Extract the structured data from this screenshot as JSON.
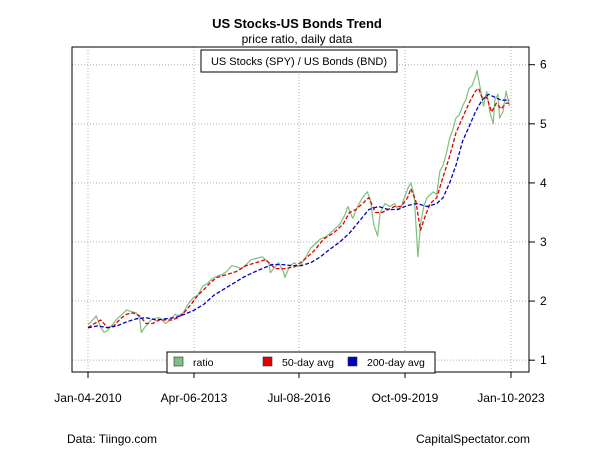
{
  "chart_data": {
    "type": "line",
    "title": "US Stocks-US Bonds Trend",
    "subtitle": "price ratio, daily data",
    "series_label": "US Stocks (SPY) / US Bonds (BND)",
    "xlabel": "",
    "ylabel": "",
    "x_ticks": [
      "Jan-04-2010",
      "Apr-06-2013",
      "Jul-08-2016",
      "Oct-09-2019",
      "Jan-10-2023"
    ],
    "x_range": [
      2010.0,
      2023.35
    ],
    "ylim": [
      0.8,
      6.3
    ],
    "y_ticks": [
      1,
      2,
      3,
      4,
      5,
      6
    ],
    "grid": true,
    "legend": {
      "position": "bottom",
      "entries": [
        {
          "name": "ratio",
          "color": "#7fbf7f",
          "marker": "filled-square"
        },
        {
          "name": "50-day avg",
          "color": "#e00000",
          "marker": "filled-square"
        },
        {
          "name": "200-day avg",
          "color": "#0000c0",
          "marker": "filled-square"
        }
      ]
    },
    "series": [
      {
        "name": "ratio",
        "color": "#7fbf7f",
        "style": "solid",
        "x": [
          2010.0,
          2010.1,
          2010.25,
          2010.4,
          2010.5,
          2010.6,
          2010.75,
          2010.9,
          2011.0,
          2011.2,
          2011.35,
          2011.5,
          2011.6,
          2011.65,
          2011.75,
          2011.9,
          2012.0,
          2012.2,
          2012.4,
          2012.55,
          2012.7,
          2012.8,
          2012.95,
          2013.1,
          2013.25,
          2013.4,
          2013.55,
          2013.7,
          2013.85,
          2014.0,
          2014.15,
          2014.3,
          2014.45,
          2014.6,
          2014.75,
          2014.9,
          2015.05,
          2015.2,
          2015.4,
          2015.6,
          2015.65,
          2015.75,
          2015.9,
          2016.05,
          2016.1,
          2016.25,
          2016.4,
          2016.5,
          2016.6,
          2016.75,
          2016.9,
          2017.0,
          2017.2,
          2017.4,
          2017.6,
          2017.8,
          2017.95,
          2018.05,
          2018.2,
          2018.35,
          2018.5,
          2018.65,
          2018.75,
          2018.85,
          2018.97,
          2019.05,
          2019.2,
          2019.35,
          2019.5,
          2019.6,
          2019.7,
          2019.8,
          2019.9,
          2020.0,
          2020.1,
          2020.17,
          2020.22,
          2020.3,
          2020.4,
          2020.5,
          2020.6,
          2020.7,
          2020.8,
          2020.85,
          2020.9,
          2021.0,
          2021.1,
          2021.2,
          2021.3,
          2021.4,
          2021.5,
          2021.6,
          2021.7,
          2021.8,
          2021.9,
          2022.0,
          2022.05,
          2022.15,
          2022.25,
          2022.35,
          2022.45,
          2022.55,
          2022.6,
          2022.7,
          2022.75,
          2022.85,
          2022.95,
          2023.05
        ],
        "values": [
          1.6,
          1.65,
          1.75,
          1.55,
          1.47,
          1.5,
          1.6,
          1.7,
          1.75,
          1.85,
          1.82,
          1.8,
          1.7,
          1.47,
          1.55,
          1.65,
          1.7,
          1.72,
          1.62,
          1.68,
          1.78,
          1.75,
          1.8,
          1.95,
          2.05,
          2.1,
          2.25,
          2.3,
          2.38,
          2.42,
          2.45,
          2.5,
          2.6,
          2.58,
          2.55,
          2.62,
          2.7,
          2.72,
          2.75,
          2.65,
          2.48,
          2.55,
          2.65,
          2.5,
          2.4,
          2.6,
          2.65,
          2.58,
          2.62,
          2.75,
          2.9,
          2.95,
          3.05,
          3.1,
          3.2,
          3.3,
          3.45,
          3.6,
          3.4,
          3.6,
          3.75,
          3.85,
          3.7,
          3.3,
          3.1,
          3.5,
          3.65,
          3.6,
          3.65,
          3.55,
          3.6,
          3.75,
          3.9,
          4.0,
          3.8,
          3.2,
          2.75,
          3.3,
          3.6,
          3.75,
          3.8,
          3.85,
          3.8,
          4.0,
          4.2,
          4.3,
          4.5,
          4.75,
          4.9,
          5.1,
          5.15,
          5.3,
          5.4,
          5.6,
          5.65,
          5.8,
          5.9,
          5.6,
          5.3,
          5.55,
          5.2,
          5.0,
          5.4,
          5.5,
          5.1,
          5.2,
          5.55,
          5.3
        ]
      },
      {
        "name": "50-day avg",
        "color": "#e00000",
        "style": "dashed",
        "x": [
          2010.0,
          2010.2,
          2010.4,
          2010.6,
          2010.8,
          2011.0,
          2011.2,
          2011.4,
          2011.6,
          2011.8,
          2012.0,
          2012.2,
          2012.4,
          2012.6,
          2012.8,
          2013.0,
          2013.2,
          2013.4,
          2013.6,
          2013.8,
          2014.0,
          2014.3,
          2014.6,
          2014.9,
          2015.2,
          2015.5,
          2015.8,
          2016.1,
          2016.4,
          2016.7,
          2017.0,
          2017.3,
          2017.6,
          2017.9,
          2018.1,
          2018.3,
          2018.5,
          2018.7,
          2018.9,
          2019.1,
          2019.3,
          2019.5,
          2019.7,
          2019.9,
          2020.0,
          2020.15,
          2020.3,
          2020.45,
          2020.6,
          2020.8,
          2021.0,
          2021.2,
          2021.4,
          2021.6,
          2021.8,
          2022.0,
          2022.1,
          2022.2,
          2022.35,
          2022.5,
          2022.65,
          2022.8,
          2022.95,
          2023.05
        ],
        "values": [
          1.55,
          1.62,
          1.68,
          1.55,
          1.58,
          1.7,
          1.78,
          1.8,
          1.75,
          1.62,
          1.62,
          1.68,
          1.68,
          1.68,
          1.72,
          1.82,
          1.95,
          2.1,
          2.2,
          2.32,
          2.4,
          2.45,
          2.5,
          2.6,
          2.65,
          2.7,
          2.55,
          2.55,
          2.58,
          2.7,
          2.85,
          3.05,
          3.15,
          3.3,
          3.5,
          3.55,
          3.65,
          3.75,
          3.5,
          3.5,
          3.55,
          3.6,
          3.6,
          3.75,
          3.9,
          3.7,
          3.2,
          3.45,
          3.65,
          3.75,
          4.1,
          4.45,
          4.85,
          5.1,
          5.35,
          5.55,
          5.6,
          5.45,
          5.45,
          5.2,
          5.35,
          5.25,
          5.35,
          5.35
        ]
      },
      {
        "name": "200-day avg",
        "color": "#0000c0",
        "style": "dashed",
        "x": [
          2010.0,
          2010.3,
          2010.6,
          2010.9,
          2011.2,
          2011.5,
          2011.8,
          2012.1,
          2012.4,
          2012.7,
          2013.0,
          2013.3,
          2013.6,
          2013.9,
          2014.2,
          2014.5,
          2014.8,
          2015.1,
          2015.4,
          2015.7,
          2016.0,
          2016.3,
          2016.6,
          2016.9,
          2017.2,
          2017.5,
          2017.8,
          2018.1,
          2018.4,
          2018.7,
          2019.0,
          2019.3,
          2019.6,
          2019.9,
          2020.2,
          2020.5,
          2020.8,
          2021.0,
          2021.2,
          2021.4,
          2021.6,
          2021.8,
          2022.0,
          2022.2,
          2022.4,
          2022.6,
          2022.8,
          2023.05
        ],
        "values": [
          1.55,
          1.58,
          1.55,
          1.58,
          1.65,
          1.7,
          1.72,
          1.68,
          1.7,
          1.72,
          1.78,
          1.85,
          1.95,
          2.1,
          2.2,
          2.3,
          2.4,
          2.48,
          2.55,
          2.62,
          2.62,
          2.6,
          2.6,
          2.65,
          2.75,
          2.88,
          3.0,
          3.15,
          3.35,
          3.55,
          3.6,
          3.55,
          3.55,
          3.62,
          3.65,
          3.6,
          3.65,
          3.75,
          4.0,
          4.3,
          4.7,
          4.95,
          5.2,
          5.4,
          5.5,
          5.45,
          5.4,
          5.4
        ]
      }
    ]
  },
  "footer": {
    "source": "Data: Tiingo.com",
    "site": "CapitalSpectator.com"
  }
}
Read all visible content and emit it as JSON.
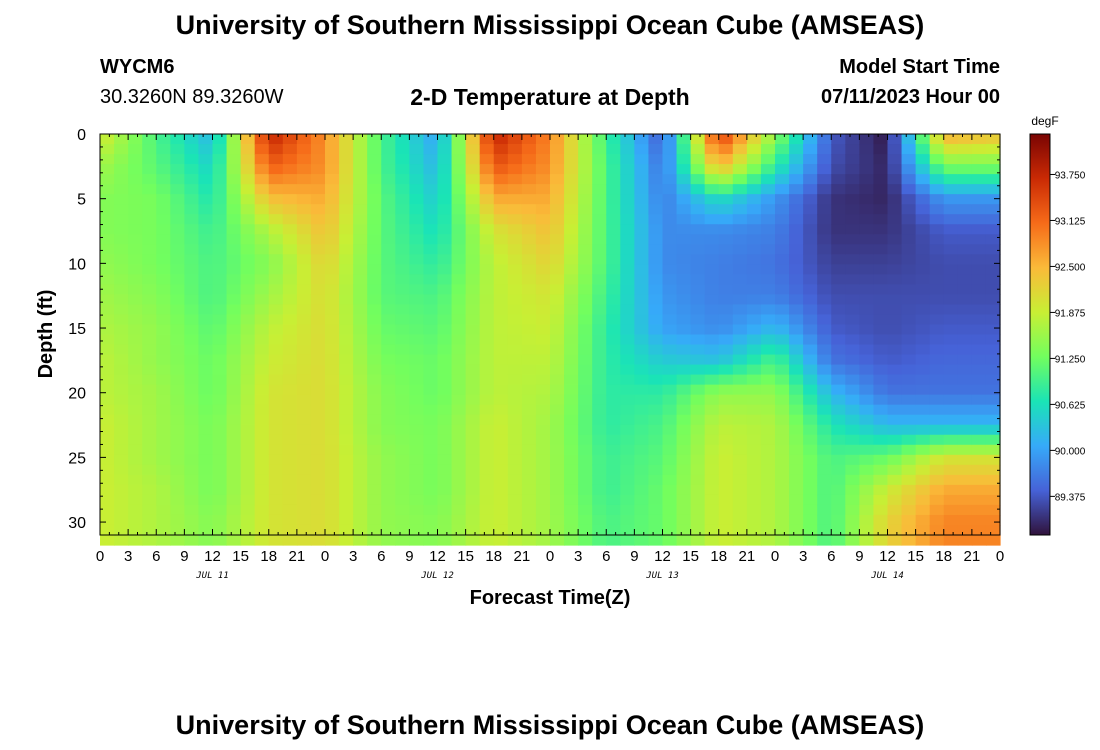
{
  "header": {
    "title": "University of Southern Mississippi Ocean Cube (AMSEAS)",
    "station_id": "WYCM6",
    "coordinates": "30.3260N  89.3260W",
    "subtitle": "2-D Temperature at Depth",
    "start_label": "Model Start Time",
    "start_value": "07/11/2023 Hour 00"
  },
  "footer": {
    "title": "University of Southern Mississippi Ocean Cube (AMSEAS)"
  },
  "chart_data": {
    "type": "heatmap",
    "title": "2-D Temperature at Depth",
    "xlabel": "Forecast Time(Z)",
    "ylabel": "Depth (ft)",
    "colorbar_unit": "degF",
    "xlim": [
      0,
      96
    ],
    "ylim": [
      31,
      0
    ],
    "x_tick_labels": [
      "0",
      "3",
      "6",
      "9",
      "12",
      "15",
      "18",
      "21",
      "0",
      "3",
      "6",
      "9",
      "12",
      "15",
      "18",
      "21",
      "0",
      "3",
      "6",
      "9",
      "12",
      "15",
      "18",
      "21",
      "0",
      "3",
      "6",
      "9",
      "12",
      "15",
      "18",
      "21",
      "0"
    ],
    "day_labels": [
      "JUL 11",
      "JUL 12",
      "JUL 13",
      "JUL 14"
    ],
    "y_ticks": [
      0,
      5,
      10,
      15,
      20,
      25,
      30
    ],
    "colorbar_ticks": [
      93.75,
      93.125,
      92.5,
      91.875,
      91.25,
      90.625,
      90.0,
      89.375
    ],
    "colorbar_tick_labels": [
      "93.750",
      "93.125",
      "92.500",
      "91.875",
      "91.250",
      "90.625",
      "90.000",
      "89.375"
    ],
    "colorbar_range": [
      88.85,
      94.3
    ],
    "colormap": [
      "#30123b",
      "#4662d7",
      "#36aaf9",
      "#1ae4b6",
      "#72fe5e",
      "#c8ef34",
      "#faba39",
      "#f66b19",
      "#ca2a04",
      "#7a0403"
    ],
    "depths_ft": [
      0,
      2.5,
      5,
      7.5,
      10,
      12.5,
      15,
      17.5,
      20,
      22.5,
      25,
      27.5,
      30
    ],
    "times_h": [
      0,
      6,
      12,
      18,
      24,
      30,
      36,
      42,
      48,
      54,
      60,
      66,
      72,
      78,
      84,
      90,
      96
    ],
    "values_degF": [
      [
        92.0,
        91.0,
        90.2,
        93.8,
        92.8,
        91.0,
        90.0,
        93.8,
        92.9,
        90.9,
        89.4,
        93.6,
        91.5,
        89.4,
        88.9,
        92.6,
        92.4
      ],
      [
        91.6,
        91.1,
        90.5,
        93.2,
        92.8,
        91.0,
        90.2,
        93.3,
        92.8,
        91.0,
        89.6,
        92.5,
        90.8,
        89.3,
        89.0,
        91.3,
        91.3
      ],
      [
        91.4,
        91.3,
        90.7,
        92.4,
        92.6,
        91.1,
        90.4,
        92.6,
        92.6,
        91.0,
        89.7,
        90.6,
        89.9,
        89.1,
        89.0,
        89.9,
        89.9
      ],
      [
        91.4,
        91.3,
        90.9,
        91.7,
        92.4,
        91.1,
        90.6,
        92.0,
        92.4,
        91.0,
        89.8,
        89.8,
        89.7,
        89.1,
        89.1,
        89.4,
        89.4
      ],
      [
        91.5,
        91.3,
        91.0,
        91.4,
        92.2,
        91.1,
        90.8,
        91.8,
        92.2,
        91.0,
        89.8,
        89.7,
        89.6,
        89.2,
        89.2,
        89.3,
        89.3
      ],
      [
        91.6,
        91.4,
        91.0,
        91.6,
        92.1,
        91.1,
        91.0,
        91.8,
        92.0,
        90.9,
        89.9,
        89.7,
        89.7,
        89.3,
        89.3,
        89.3,
        89.3
      ],
      [
        91.7,
        91.5,
        91.1,
        91.8,
        92.1,
        91.2,
        91.1,
        91.8,
        91.9,
        90.8,
        90.0,
        89.8,
        90.2,
        89.4,
        89.3,
        89.4,
        89.4
      ],
      [
        91.8,
        91.5,
        91.2,
        91.9,
        92.1,
        91.3,
        91.2,
        91.8,
        91.8,
        90.8,
        90.4,
        90.3,
        91.0,
        89.6,
        89.4,
        89.5,
        89.5
      ],
      [
        91.8,
        91.6,
        91.2,
        92.0,
        92.1,
        91.4,
        91.2,
        91.8,
        91.7,
        90.8,
        90.8,
        91.5,
        91.5,
        90.2,
        89.6,
        89.6,
        89.6
      ],
      [
        91.9,
        91.6,
        91.3,
        92.0,
        92.1,
        91.4,
        91.3,
        91.9,
        91.6,
        90.8,
        91.0,
        91.8,
        91.7,
        90.7,
        90.2,
        90.2,
        90.2
      ],
      [
        91.9,
        91.6,
        91.3,
        92.0,
        92.1,
        91.5,
        91.3,
        91.9,
        91.6,
        90.9,
        91.1,
        91.9,
        91.7,
        91.0,
        91.2,
        92.0,
        92.0
      ],
      [
        91.9,
        91.7,
        91.3,
        92.0,
        92.1,
        91.5,
        91.3,
        91.9,
        91.6,
        90.9,
        91.2,
        91.9,
        91.7,
        91.0,
        91.9,
        92.6,
        92.6
      ],
      [
        91.9,
        91.7,
        91.4,
        92.0,
        92.1,
        91.5,
        91.4,
        91.9,
        91.6,
        91.0,
        91.2,
        91.9,
        91.7,
        91.0,
        92.2,
        92.9,
        92.9
      ]
    ]
  }
}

WORK TO COMPLETE:
Find the word "Cube" in the entries above and gather every line that holds it.

SOLUTION TO THIS PROBLEM:
    "title": "University of Southern Mississippi Ocean Cube (AMSEAS)",
    "title": "University of Southern Mississippi Ocean Cube (AMSEAS)"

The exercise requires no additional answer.